* Objective:
Each record that follows should be repeated exactly, minus any images.

(Saved entries)
___

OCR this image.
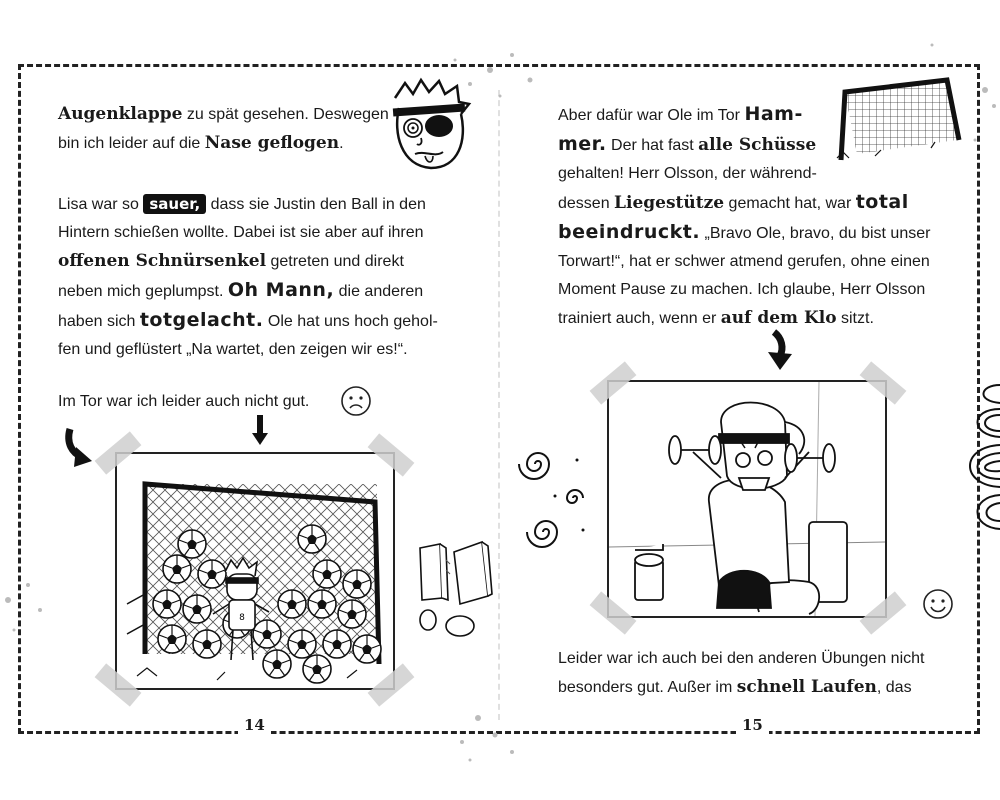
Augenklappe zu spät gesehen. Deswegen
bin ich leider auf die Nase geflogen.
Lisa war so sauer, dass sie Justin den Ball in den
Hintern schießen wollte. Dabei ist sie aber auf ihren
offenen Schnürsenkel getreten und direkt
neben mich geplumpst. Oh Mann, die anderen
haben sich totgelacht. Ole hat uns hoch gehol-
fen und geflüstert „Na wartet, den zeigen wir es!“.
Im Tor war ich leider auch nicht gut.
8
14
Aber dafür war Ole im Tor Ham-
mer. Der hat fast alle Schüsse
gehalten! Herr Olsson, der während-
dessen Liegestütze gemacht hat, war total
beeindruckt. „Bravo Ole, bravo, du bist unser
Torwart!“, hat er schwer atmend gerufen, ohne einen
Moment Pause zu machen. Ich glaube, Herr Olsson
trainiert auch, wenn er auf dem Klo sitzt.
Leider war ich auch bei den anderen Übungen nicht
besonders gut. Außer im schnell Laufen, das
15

___

* Answer to the task:
OCR this image.
Augenklappe zu spät gesehen. Deswegen
bin ich leider auf die Nase geflogen.
Lisa war so sauer, dass sie Justin den Ball in den
Hintern schießen wollte. Dabei ist sie aber auf ihren
offenen Schnürsenkel getreten und direkt
neben mich geplumpst. Oh Mann, die anderen
haben sich totgelacht. Ole hat uns hoch gehol-
fen und geflüstert „Na wartet, den zeigen wir es!“.
Im Tor war ich leider auch nicht gut.
8
14
Aber dafür war Ole im Tor Ham-
mer. Der hat fast alle Schüsse
gehalten! Herr Olsson, der während-
dessen Liegestütze gemacht hat, war total
beeindruckt. „Bravo Ole, bravo, du bist unser
Torwart!“, hat er schwer atmend gerufen, ohne einen
Moment Pause zu machen. Ich glaube, Herr Olsson
trainiert auch, wenn er auf dem Klo sitzt.
Leider war ich auch bei den anderen Übungen nicht
besonders gut. Außer im schnell Laufen, das
15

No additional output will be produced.